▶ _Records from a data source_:
□ □ □

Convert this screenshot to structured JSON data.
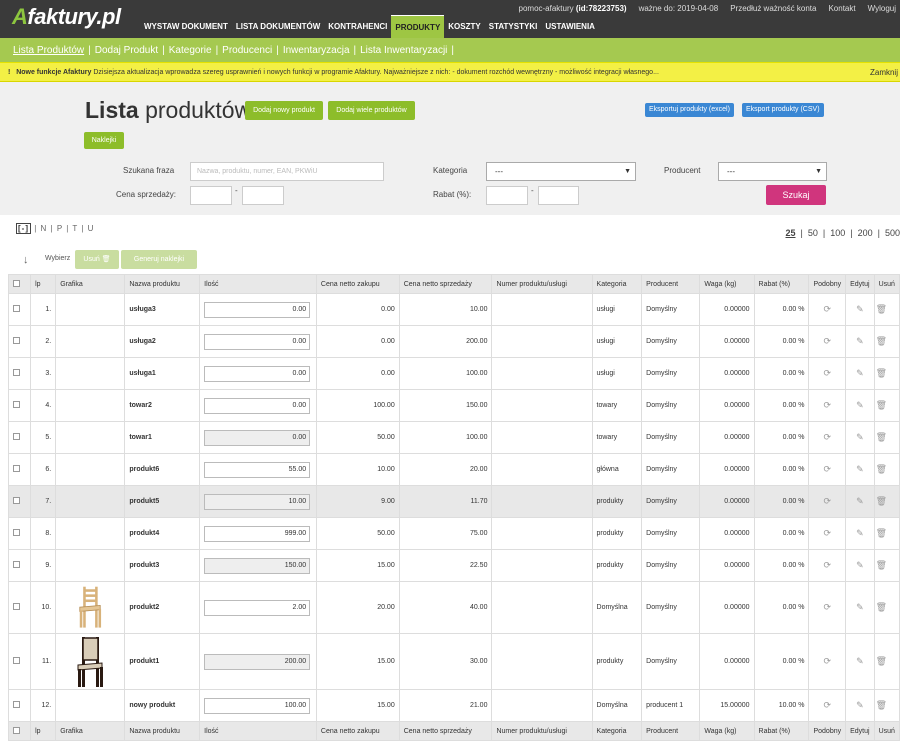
{
  "brand": {
    "first": "A",
    "rest": "faktury.pl"
  },
  "util": {
    "user": "pomoc-afaktury",
    "id": "(id:78223753)",
    "valid_label": "ważne do:",
    "valid_date": "2019-04-08",
    "extend": "Przedłuż ważność konta",
    "contact": "Kontakt",
    "logout": "Wyloguj"
  },
  "nav": [
    "WYSTAW DOKUMENT",
    "LISTA DOKUMENTÓW",
    "KONTRAHENCI",
    "PRODUKTY",
    "KOSZTY",
    "STATYSTYKI",
    "USTAWIENIA"
  ],
  "subnav": [
    "Lista Produktów",
    "Dodaj Produkt",
    "Kategorie",
    "Producenci",
    "Inwentaryzacja",
    "Lista Inwentaryzacji"
  ],
  "notice": {
    "icon": "!",
    "bold": "Nowe funkcje Afaktury",
    "text": "Dzisiejsza aktualizacja wprowadza szereg usprawnień i nowych funkcji w programie Afaktury. Najważniejsze z nich: - dokument rozchód wewnętrzny - możliwość integracji własnego...",
    "close": "Zamknij"
  },
  "page": {
    "title_bold": "Lista",
    "title_rest": " produktów",
    "add_new": "Dodaj nowy produkt",
    "add_many": "Dodaj wiele produktów",
    "export_excel": "Eksportuj produkty (excel)",
    "export_csv": "Eksport produkty (CSV)",
    "labels_btn": "Naklejki"
  },
  "filters": {
    "phrase_label": "Szukana fraza",
    "phrase_placeholder": "Nazwa, produktu, numer, EAN, PKWiU",
    "category_label": "Kategoria",
    "category_value": "---",
    "producer_label": "Producent",
    "producer_value": "---",
    "price_label": "Cena sprzedaży:",
    "dash": "-",
    "discount_label": "Rabat (%):",
    "search": "Szukaj"
  },
  "columns_toggle": {
    "box": "[-]",
    "rest": " | N | P | T | U"
  },
  "pager": [
    "25",
    "50",
    "100",
    "200",
    "500"
  ],
  "bulk": {
    "arrow": "↓",
    "choose": "Wybierz",
    "delete": "Usuń",
    "generate": "Generuj naklejki"
  },
  "table": {
    "headers": [
      "",
      "lp",
      "Grafika",
      "Nazwa produktu",
      "Ilość",
      "Cena netto zakupu",
      "Cena netto sprzedaży",
      "Numer produktu/usługi",
      "Kategoria",
      "Producent",
      "Waga (kg)",
      "Rabat (%)",
      "Podobny",
      "Edytuj",
      "Usuń"
    ],
    "rows": [
      {
        "lp": "1.",
        "name": "usługa3",
        "qty": "0.00",
        "buy": "0.00",
        "sell": "10.00",
        "num": "",
        "cat": "usługi",
        "prod": "Domyślny",
        "weight": "0.00000",
        "disc": "0.00 %",
        "img": "",
        "ro": false,
        "hl": false
      },
      {
        "lp": "2.",
        "name": "usługa2",
        "qty": "0.00",
        "buy": "0.00",
        "sell": "200.00",
        "num": "",
        "cat": "usługi",
        "prod": "Domyślny",
        "weight": "0.00000",
        "disc": "0.00 %",
        "img": "",
        "ro": false,
        "hl": false
      },
      {
        "lp": "3.",
        "name": "usługa1",
        "qty": "0.00",
        "buy": "0.00",
        "sell": "100.00",
        "num": "",
        "cat": "usługi",
        "prod": "Domyślny",
        "weight": "0.00000",
        "disc": "0.00 %",
        "img": "",
        "ro": false,
        "hl": false
      },
      {
        "lp": "4.",
        "name": "towar2",
        "qty": "0.00",
        "buy": "100.00",
        "sell": "150.00",
        "num": "",
        "cat": "towary",
        "prod": "Domyślny",
        "weight": "0.00000",
        "disc": "0.00 %",
        "img": "",
        "ro": false,
        "hl": false
      },
      {
        "lp": "5.",
        "name": "towar1",
        "qty": "0.00",
        "buy": "50.00",
        "sell": "100.00",
        "num": "",
        "cat": "towary",
        "prod": "Domyślny",
        "weight": "0.00000",
        "disc": "0.00 %",
        "img": "",
        "ro": true,
        "hl": false
      },
      {
        "lp": "6.",
        "name": "produkt6",
        "qty": "55.00",
        "buy": "10.00",
        "sell": "20.00",
        "num": "",
        "cat": "główna",
        "prod": "Domyślny",
        "weight": "0.00000",
        "disc": "0.00 %",
        "img": "",
        "ro": false,
        "hl": false
      },
      {
        "lp": "7.",
        "name": "produkt5",
        "qty": "10.00",
        "buy": "9.00",
        "sell": "11.70",
        "num": "",
        "cat": "produkty",
        "prod": "Domyślny",
        "weight": "0.00000",
        "disc": "0.00 %",
        "img": "",
        "ro": true,
        "hl": true
      },
      {
        "lp": "8.",
        "name": "produkt4",
        "qty": "999.00",
        "buy": "50.00",
        "sell": "75.00",
        "num": "",
        "cat": "produkty",
        "prod": "Domyślny",
        "weight": "0.00000",
        "disc": "0.00 %",
        "img": "",
        "ro": false,
        "hl": false
      },
      {
        "lp": "9.",
        "name": "produkt3",
        "qty": "150.00",
        "buy": "15.00",
        "sell": "22.50",
        "num": "",
        "cat": "produkty",
        "prod": "Domyślny",
        "weight": "0.00000",
        "disc": "0.00 %",
        "img": "",
        "ro": true,
        "hl": false
      },
      {
        "lp": "10.",
        "name": "produkt2",
        "qty": "2.00",
        "buy": "20.00",
        "sell": "40.00",
        "num": "",
        "cat": "Domyślna",
        "prod": "Domyślny",
        "weight": "0.00000",
        "disc": "0.00 %",
        "img": "light-chair",
        "ro": false,
        "hl": false
      },
      {
        "lp": "11.",
        "name": "produkt1",
        "qty": "200.00",
        "buy": "15.00",
        "sell": "30.00",
        "num": "",
        "cat": "produkty",
        "prod": "Domyślny",
        "weight": "0.00000",
        "disc": "0.00 %",
        "img": "dark-chair",
        "ro": true,
        "hl": false
      },
      {
        "lp": "12.",
        "name": "nowy produkt",
        "qty": "100.00",
        "buy": "15.00",
        "sell": "21.00",
        "num": "",
        "cat": "Domyślna",
        "prod": "producent 1",
        "weight": "15.00000",
        "disc": "10.00 %",
        "img": "",
        "ro": false,
        "hl": false
      }
    ]
  },
  "icons": {
    "similar": "refresh-icon",
    "edit": "edit-icon",
    "delete": "trash-icon"
  }
}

□ □ □

▶ _Set task_: Go through the entries and return each line where the word "sell" appears.

▶ _Answer for this exercise_:
        "sell": "10.00",
        "sell": "200.00",
        "sell": "100.00",
        "sell": "150.00",
        "sell": "100.00",
        "sell": "20.00",
        "sell": "11.70",
        "sell": "75.00",
        "sell": "22.50",
        "sell": "40.00",
        "sell": "30.00",
        "sell": "21.00",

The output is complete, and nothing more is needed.